** START OF INFORMATION GIVEN **

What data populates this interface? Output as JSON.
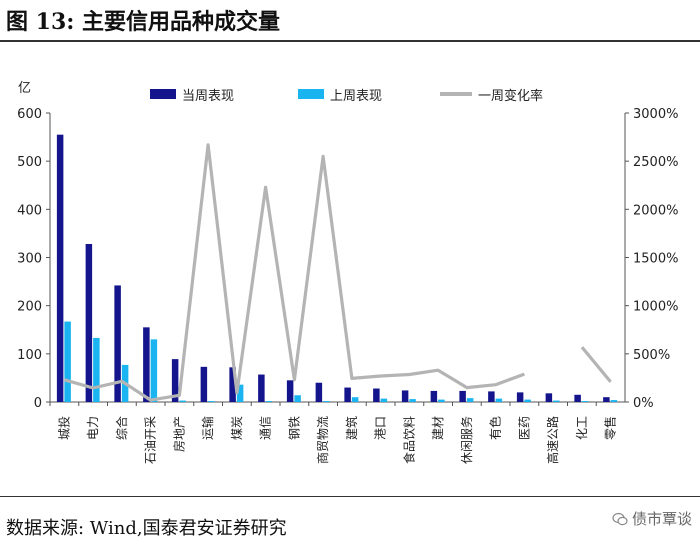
{
  "figure": {
    "title": "图 13:  主要信用品种成交量",
    "source": "数据来源:  Wind,国泰君安证券研究",
    "watermark": "债市覃谈"
  },
  "colors": {
    "current": "#14148c",
    "previous": "#1ab4f0",
    "rate": "#b4b4b4"
  },
  "chart_data": {
    "type": "bar",
    "unit_label": "亿",
    "categories": [
      "城投",
      "电力",
      "综合",
      "石油开采",
      "房地产",
      "运输",
      "煤炭",
      "通信",
      "钢铁",
      "商贸物流",
      "建筑",
      "港口",
      "食品饮料",
      "建材",
      "休闲服务",
      "有色",
      "医药",
      "高速公路",
      "化工",
      "零售"
    ],
    "series": [
      {
        "name": "当周表现",
        "axis": "left",
        "type": "bar",
        "values": [
          555,
          328,
          242,
          155,
          89,
          73,
          72,
          57,
          45,
          40,
          30,
          28,
          24,
          23,
          23,
          22,
          20,
          18,
          15,
          10
        ]
      },
      {
        "name": "上周表现",
        "axis": "left",
        "type": "bar",
        "values": [
          167,
          133,
          77,
          130,
          3,
          2,
          36,
          2,
          14,
          2,
          10,
          7,
          6,
          5,
          8,
          7,
          5,
          3,
          2,
          4
        ]
      },
      {
        "name": "一周变化率",
        "axis": "right",
        "type": "line",
        "unit": "%",
        "values": [
          230,
          145,
          215,
          20,
          70,
          2670,
          95,
          2230,
          230,
          2550,
          245,
          270,
          285,
          330,
          150,
          180,
          290,
          null,
          570,
          210
        ]
      }
    ],
    "y_left": {
      "min": 0,
      "max": 600,
      "ticks": [
        0,
        100,
        200,
        300,
        400,
        500,
        600
      ]
    },
    "y_right": {
      "min": 0,
      "max": 3000,
      "ticks": [
        "0%",
        "500%",
        "1000%",
        "1500%",
        "2000%",
        "2500%",
        "3000%"
      ]
    },
    "legend_position": "top",
    "grid": false
  }
}
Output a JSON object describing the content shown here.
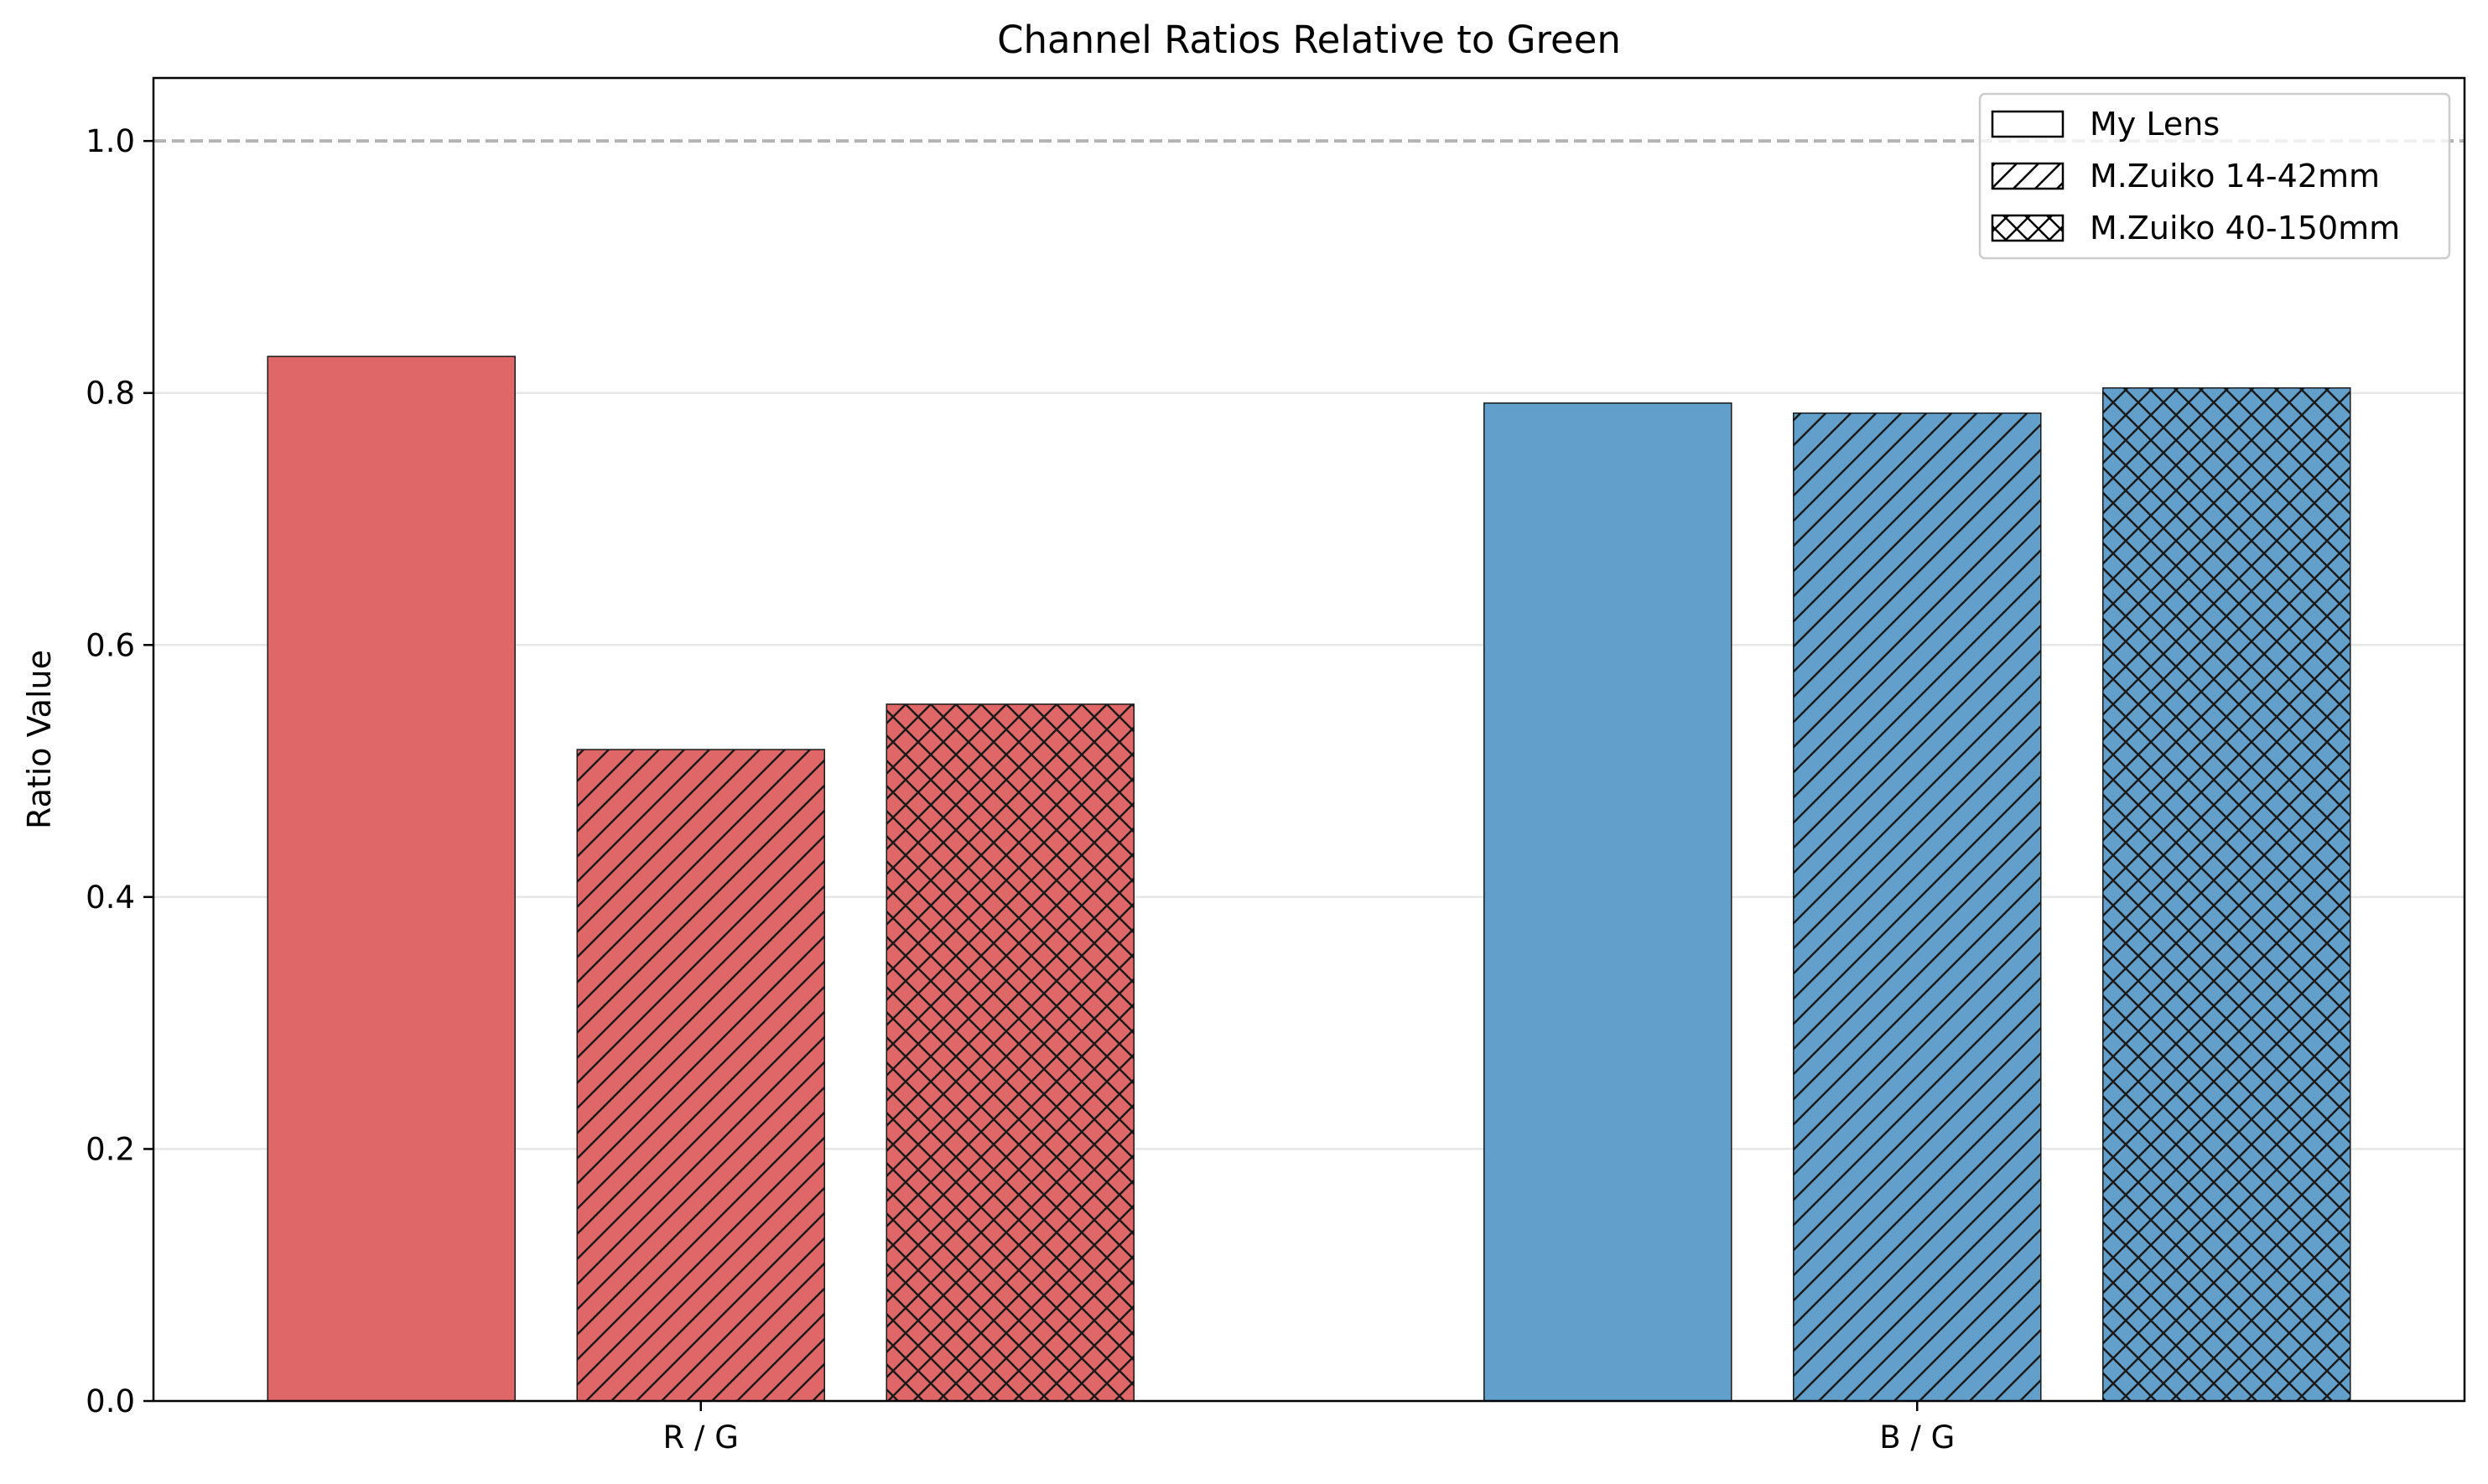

** END OF INFORMATION GIVEN **

### OBJECTIVE
Locate the word "Output" in the entries, and copy every line where it is found.

### SOLUTION
What data populates this interface? Output as JSON.
Output a JSON object describing the content shown here.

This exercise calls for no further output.